• [Problem]:
Reply with one number: the count of lines in the data that hold the string "JSON".

• [Provided data]:
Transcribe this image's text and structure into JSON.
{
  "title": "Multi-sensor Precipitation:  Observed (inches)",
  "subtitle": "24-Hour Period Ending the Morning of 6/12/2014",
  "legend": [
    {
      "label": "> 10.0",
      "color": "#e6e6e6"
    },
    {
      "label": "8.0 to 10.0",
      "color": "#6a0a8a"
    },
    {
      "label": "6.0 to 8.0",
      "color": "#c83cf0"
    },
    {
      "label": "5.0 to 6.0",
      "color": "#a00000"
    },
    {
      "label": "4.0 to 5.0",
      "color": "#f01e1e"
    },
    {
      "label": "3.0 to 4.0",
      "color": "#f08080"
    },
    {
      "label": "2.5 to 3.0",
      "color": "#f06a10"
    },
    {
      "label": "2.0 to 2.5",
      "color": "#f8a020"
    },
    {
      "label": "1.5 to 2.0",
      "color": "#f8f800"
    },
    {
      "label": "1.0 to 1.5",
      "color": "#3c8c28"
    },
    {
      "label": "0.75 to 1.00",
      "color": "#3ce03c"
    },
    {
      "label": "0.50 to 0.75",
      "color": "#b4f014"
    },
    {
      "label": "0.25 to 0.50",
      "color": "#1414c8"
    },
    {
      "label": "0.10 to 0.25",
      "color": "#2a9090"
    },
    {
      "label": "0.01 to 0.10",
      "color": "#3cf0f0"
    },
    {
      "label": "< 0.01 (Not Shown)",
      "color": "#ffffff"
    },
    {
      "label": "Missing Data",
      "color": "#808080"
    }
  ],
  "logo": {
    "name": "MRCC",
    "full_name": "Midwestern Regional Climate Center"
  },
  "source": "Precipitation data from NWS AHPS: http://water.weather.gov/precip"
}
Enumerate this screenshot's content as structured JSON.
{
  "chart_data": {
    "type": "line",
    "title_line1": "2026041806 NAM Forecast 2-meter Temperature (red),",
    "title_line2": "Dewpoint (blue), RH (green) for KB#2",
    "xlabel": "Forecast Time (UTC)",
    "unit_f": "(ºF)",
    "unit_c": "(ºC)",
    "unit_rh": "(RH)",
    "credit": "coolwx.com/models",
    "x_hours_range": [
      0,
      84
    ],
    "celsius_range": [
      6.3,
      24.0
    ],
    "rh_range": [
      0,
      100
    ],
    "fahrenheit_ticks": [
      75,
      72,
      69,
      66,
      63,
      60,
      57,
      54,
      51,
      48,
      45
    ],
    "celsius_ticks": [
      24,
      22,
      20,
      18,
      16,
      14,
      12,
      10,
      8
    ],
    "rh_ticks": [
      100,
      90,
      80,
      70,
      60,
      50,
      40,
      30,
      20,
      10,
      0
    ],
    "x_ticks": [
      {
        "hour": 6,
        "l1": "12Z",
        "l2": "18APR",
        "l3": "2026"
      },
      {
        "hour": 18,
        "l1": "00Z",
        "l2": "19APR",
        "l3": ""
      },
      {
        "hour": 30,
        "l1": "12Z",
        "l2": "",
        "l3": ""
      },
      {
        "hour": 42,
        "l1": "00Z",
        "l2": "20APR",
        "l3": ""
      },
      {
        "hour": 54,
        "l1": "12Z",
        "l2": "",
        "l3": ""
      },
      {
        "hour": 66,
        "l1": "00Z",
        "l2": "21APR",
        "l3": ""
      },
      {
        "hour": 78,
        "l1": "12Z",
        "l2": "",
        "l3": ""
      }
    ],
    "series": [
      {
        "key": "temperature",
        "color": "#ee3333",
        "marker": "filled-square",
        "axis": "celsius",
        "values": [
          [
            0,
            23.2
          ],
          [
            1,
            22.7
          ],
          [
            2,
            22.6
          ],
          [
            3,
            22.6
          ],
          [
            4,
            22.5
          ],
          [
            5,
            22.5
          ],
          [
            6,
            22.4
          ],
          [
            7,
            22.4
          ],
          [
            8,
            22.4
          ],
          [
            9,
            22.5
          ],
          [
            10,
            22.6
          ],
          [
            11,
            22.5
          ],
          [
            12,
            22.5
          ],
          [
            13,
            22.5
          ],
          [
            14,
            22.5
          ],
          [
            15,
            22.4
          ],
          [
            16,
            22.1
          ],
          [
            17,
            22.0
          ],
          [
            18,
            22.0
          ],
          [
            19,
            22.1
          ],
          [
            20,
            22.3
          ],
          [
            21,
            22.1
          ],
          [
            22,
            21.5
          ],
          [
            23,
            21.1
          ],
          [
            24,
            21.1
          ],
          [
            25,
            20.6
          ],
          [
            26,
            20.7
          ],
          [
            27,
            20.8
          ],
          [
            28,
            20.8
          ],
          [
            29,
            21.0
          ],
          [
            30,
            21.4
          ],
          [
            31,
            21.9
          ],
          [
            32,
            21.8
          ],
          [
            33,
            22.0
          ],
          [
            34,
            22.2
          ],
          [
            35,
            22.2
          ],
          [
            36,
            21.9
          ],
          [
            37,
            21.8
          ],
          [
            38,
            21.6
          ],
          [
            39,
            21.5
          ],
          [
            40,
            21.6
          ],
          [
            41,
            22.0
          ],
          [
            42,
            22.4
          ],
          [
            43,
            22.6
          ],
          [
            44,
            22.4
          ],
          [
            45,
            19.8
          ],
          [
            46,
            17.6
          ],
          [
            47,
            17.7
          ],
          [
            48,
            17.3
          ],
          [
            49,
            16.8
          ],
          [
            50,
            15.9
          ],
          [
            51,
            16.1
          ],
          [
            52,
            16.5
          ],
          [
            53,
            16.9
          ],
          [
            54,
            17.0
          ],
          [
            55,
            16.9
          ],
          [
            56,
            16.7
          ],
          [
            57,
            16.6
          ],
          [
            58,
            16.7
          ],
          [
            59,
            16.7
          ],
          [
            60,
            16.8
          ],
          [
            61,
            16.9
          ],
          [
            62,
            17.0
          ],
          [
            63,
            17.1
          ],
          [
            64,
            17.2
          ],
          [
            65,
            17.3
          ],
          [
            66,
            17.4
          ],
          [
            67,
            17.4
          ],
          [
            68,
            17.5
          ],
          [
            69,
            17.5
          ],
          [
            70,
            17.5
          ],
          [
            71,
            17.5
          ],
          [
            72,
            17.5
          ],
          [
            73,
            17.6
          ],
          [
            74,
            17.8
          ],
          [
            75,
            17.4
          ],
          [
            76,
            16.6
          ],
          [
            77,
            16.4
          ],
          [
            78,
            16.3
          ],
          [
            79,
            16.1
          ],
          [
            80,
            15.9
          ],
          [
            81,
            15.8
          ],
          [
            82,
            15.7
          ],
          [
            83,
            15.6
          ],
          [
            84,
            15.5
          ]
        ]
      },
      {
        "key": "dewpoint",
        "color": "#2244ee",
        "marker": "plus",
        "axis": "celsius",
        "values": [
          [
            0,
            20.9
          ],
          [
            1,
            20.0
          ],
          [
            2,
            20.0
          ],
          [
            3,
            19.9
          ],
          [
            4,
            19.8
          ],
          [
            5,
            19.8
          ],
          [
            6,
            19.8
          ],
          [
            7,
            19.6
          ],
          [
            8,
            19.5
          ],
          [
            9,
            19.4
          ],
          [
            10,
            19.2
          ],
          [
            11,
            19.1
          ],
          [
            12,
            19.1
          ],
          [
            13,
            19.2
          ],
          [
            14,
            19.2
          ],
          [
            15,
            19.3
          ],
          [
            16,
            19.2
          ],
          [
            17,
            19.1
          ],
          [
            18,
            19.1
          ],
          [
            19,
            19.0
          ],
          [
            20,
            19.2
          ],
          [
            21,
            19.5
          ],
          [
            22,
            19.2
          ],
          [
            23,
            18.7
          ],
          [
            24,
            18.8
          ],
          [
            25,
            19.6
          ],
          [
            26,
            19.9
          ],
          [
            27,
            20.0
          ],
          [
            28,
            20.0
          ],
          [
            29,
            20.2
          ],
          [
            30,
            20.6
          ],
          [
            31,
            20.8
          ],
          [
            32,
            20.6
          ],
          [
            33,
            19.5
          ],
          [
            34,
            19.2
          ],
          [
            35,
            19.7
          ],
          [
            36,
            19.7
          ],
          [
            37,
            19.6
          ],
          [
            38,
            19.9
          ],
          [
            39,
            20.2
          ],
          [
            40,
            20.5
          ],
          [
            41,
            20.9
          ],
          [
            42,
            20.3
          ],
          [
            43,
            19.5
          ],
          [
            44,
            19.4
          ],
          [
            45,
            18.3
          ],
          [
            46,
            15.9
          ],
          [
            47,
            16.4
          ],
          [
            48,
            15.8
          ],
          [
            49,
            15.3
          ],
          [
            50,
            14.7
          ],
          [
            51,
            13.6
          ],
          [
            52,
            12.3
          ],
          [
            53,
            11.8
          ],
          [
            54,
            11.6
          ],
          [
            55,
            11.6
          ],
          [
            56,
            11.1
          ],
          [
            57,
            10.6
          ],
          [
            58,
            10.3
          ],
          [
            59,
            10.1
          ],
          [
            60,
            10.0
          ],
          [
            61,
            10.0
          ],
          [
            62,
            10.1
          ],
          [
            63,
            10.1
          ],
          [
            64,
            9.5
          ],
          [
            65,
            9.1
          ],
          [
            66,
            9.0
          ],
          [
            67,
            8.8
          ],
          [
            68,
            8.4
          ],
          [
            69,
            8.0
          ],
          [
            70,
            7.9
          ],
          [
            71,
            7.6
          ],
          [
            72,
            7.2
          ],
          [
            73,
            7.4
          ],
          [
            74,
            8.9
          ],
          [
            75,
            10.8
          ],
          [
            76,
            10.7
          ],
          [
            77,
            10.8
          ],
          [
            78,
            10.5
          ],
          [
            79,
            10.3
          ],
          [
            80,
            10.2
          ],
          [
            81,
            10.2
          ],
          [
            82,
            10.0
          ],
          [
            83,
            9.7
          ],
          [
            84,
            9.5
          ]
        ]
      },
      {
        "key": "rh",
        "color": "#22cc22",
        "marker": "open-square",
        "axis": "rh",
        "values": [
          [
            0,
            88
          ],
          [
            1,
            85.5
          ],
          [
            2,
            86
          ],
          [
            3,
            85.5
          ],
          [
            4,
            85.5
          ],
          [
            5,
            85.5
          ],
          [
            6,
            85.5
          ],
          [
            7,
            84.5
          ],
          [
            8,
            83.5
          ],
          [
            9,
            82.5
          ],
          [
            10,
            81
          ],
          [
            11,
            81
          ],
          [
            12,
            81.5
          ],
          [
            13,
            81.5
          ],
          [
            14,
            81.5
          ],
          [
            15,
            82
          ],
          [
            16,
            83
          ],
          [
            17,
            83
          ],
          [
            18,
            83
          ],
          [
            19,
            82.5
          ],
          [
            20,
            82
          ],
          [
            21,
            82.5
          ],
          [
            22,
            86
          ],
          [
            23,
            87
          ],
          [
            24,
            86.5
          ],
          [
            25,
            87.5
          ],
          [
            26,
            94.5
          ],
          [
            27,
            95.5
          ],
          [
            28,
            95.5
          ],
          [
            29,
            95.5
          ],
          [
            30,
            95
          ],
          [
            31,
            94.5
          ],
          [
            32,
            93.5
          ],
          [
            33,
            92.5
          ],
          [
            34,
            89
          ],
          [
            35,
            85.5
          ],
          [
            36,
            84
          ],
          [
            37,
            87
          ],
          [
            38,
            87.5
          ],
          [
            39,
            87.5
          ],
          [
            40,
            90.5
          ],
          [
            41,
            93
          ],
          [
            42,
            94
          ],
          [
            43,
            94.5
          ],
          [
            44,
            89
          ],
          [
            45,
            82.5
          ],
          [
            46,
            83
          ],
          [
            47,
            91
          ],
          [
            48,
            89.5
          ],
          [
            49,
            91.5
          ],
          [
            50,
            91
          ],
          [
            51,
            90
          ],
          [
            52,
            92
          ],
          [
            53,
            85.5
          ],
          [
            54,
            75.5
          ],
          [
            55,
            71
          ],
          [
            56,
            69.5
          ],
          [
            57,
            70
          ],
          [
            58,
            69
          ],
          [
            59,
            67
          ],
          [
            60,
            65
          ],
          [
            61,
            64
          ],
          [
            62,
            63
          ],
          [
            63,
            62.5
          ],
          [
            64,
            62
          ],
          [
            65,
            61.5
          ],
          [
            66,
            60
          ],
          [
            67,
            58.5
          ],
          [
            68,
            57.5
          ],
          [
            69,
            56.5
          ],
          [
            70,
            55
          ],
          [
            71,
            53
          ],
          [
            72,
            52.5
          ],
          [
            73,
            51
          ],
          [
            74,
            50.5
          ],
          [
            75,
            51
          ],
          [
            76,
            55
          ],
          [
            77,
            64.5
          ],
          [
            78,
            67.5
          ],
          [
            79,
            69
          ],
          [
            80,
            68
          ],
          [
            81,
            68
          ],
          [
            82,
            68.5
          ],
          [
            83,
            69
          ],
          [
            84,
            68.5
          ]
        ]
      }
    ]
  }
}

• [Exercise answer]:
2